### What the task requires
In the listing below, find every line with the string "environment" and pull it out.

··· Input records ···

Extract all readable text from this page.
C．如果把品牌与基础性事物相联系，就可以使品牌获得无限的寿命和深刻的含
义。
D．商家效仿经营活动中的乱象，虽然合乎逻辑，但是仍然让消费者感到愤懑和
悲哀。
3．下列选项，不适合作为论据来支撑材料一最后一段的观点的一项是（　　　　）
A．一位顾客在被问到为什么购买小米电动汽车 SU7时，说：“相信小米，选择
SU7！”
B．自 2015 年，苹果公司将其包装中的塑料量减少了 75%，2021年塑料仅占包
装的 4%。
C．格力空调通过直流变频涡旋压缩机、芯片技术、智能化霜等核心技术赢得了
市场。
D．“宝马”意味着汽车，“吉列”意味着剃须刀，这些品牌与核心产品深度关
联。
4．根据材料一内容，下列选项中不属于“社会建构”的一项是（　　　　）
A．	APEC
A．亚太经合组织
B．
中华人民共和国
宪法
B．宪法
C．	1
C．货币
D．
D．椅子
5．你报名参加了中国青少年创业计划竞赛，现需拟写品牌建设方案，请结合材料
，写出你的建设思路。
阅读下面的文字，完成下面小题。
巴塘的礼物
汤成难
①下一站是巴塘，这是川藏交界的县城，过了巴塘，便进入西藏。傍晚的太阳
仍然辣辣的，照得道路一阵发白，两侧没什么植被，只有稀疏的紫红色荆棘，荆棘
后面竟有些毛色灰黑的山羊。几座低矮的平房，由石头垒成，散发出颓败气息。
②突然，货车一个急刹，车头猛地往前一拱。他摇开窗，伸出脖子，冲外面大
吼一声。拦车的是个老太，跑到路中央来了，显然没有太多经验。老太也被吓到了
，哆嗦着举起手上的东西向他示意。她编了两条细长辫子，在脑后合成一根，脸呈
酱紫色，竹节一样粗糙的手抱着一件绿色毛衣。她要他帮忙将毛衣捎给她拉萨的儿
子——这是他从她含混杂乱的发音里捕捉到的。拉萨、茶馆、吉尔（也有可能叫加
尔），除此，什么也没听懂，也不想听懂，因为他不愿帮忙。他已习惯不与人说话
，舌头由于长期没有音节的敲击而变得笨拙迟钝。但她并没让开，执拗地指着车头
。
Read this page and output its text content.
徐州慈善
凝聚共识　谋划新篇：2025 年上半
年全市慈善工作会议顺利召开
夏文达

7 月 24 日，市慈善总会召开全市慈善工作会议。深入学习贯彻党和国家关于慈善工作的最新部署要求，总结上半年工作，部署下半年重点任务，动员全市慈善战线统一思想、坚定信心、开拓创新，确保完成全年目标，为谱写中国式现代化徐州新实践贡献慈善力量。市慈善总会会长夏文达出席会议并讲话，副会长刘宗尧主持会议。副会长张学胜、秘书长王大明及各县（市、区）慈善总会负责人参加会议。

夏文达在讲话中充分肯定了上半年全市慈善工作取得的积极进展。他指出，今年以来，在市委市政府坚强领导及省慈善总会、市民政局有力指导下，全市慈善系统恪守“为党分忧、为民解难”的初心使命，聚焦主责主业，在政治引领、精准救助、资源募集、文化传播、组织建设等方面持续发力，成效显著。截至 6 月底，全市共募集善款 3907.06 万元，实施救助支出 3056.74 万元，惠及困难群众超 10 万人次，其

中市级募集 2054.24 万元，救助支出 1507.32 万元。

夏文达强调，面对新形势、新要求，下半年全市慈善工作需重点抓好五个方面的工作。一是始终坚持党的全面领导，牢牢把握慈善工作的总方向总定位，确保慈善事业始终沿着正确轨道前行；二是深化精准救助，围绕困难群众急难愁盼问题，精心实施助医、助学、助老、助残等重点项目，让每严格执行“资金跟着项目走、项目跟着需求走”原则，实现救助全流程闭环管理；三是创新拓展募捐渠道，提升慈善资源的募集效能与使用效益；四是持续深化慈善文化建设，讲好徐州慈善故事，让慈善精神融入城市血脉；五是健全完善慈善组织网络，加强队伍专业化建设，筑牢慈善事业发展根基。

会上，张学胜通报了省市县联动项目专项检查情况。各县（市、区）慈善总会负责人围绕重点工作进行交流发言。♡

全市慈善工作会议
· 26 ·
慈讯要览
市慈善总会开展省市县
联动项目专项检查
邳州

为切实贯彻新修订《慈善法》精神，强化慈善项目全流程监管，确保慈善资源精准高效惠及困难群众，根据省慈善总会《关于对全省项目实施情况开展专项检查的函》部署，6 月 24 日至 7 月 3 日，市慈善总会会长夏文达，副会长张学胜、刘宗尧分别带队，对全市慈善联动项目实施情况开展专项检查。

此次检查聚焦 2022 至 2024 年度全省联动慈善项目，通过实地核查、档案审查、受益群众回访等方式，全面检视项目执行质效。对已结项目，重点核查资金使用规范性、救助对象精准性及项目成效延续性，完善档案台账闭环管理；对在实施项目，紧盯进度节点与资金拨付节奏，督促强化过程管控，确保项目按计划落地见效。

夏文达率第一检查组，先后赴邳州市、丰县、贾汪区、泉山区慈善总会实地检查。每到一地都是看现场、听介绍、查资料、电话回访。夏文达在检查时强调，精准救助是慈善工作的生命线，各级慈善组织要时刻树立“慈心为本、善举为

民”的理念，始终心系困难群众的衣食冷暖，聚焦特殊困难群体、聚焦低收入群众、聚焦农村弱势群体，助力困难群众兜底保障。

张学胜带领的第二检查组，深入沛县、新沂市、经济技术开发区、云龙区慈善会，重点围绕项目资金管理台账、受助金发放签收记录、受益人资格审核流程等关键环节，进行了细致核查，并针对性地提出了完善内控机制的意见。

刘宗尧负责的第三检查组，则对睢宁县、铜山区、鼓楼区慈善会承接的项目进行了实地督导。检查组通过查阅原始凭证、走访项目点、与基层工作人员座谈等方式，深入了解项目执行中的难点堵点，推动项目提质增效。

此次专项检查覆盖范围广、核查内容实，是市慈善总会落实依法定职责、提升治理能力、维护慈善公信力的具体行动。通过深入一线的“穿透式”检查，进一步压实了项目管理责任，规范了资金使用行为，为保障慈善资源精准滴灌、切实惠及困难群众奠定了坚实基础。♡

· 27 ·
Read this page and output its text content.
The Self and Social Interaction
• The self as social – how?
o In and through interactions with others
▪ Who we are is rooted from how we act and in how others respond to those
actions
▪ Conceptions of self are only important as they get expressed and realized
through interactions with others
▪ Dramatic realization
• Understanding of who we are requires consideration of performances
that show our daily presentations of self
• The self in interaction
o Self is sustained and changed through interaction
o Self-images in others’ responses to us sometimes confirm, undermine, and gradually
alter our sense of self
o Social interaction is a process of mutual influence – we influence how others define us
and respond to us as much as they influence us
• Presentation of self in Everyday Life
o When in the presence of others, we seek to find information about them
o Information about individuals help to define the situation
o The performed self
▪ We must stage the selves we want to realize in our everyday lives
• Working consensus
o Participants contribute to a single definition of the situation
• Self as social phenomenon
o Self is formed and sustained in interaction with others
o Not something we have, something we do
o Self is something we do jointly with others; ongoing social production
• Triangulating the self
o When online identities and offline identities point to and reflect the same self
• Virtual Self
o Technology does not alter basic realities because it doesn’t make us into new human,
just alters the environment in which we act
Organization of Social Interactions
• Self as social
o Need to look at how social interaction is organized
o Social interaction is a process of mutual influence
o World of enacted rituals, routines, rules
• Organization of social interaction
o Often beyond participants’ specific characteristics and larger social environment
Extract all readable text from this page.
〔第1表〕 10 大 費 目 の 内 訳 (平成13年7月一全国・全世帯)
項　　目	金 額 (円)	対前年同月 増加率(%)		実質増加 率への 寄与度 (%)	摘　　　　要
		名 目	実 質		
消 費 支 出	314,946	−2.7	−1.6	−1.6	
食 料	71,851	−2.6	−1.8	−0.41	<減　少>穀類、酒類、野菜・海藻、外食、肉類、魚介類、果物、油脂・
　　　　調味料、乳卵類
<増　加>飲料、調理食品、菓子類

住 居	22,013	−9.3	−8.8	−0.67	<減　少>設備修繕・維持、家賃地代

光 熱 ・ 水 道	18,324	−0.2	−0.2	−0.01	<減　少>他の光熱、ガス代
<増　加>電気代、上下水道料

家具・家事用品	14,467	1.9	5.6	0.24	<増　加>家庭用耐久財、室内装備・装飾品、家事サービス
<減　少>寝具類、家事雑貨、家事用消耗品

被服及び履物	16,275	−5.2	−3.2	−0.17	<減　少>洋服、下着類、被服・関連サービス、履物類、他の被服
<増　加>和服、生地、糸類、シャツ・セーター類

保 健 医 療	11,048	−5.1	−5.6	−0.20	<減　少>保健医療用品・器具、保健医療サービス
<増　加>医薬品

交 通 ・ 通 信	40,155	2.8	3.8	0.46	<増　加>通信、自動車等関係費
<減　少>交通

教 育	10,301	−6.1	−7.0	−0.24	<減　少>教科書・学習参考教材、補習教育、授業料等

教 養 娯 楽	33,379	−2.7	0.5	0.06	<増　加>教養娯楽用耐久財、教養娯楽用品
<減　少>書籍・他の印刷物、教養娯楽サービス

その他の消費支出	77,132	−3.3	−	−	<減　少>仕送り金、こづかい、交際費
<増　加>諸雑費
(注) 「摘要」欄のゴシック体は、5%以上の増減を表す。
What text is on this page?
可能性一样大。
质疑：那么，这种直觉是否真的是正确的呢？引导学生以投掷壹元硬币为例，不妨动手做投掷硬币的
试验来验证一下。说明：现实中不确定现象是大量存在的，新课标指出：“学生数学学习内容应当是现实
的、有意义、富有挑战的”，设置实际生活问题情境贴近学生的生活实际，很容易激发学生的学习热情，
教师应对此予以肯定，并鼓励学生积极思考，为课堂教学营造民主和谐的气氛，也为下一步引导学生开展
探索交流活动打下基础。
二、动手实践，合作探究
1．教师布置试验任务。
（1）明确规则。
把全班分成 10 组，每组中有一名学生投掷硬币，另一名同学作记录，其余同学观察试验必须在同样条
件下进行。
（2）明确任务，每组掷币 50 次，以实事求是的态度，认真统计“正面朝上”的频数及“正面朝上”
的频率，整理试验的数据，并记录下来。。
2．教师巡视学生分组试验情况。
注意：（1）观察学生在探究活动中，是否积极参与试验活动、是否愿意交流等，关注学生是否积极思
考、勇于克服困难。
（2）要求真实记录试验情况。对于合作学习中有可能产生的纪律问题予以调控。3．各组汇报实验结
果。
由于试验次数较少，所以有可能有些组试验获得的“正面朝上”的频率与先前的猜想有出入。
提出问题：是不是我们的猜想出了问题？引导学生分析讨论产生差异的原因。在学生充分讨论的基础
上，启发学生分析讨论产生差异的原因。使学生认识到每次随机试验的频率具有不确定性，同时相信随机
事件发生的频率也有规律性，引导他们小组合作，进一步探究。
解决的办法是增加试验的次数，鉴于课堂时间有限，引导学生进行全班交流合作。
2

···

### Final answer
just alters the environment in which we act
o Often beyond participants’ specific characteristics and larger social environment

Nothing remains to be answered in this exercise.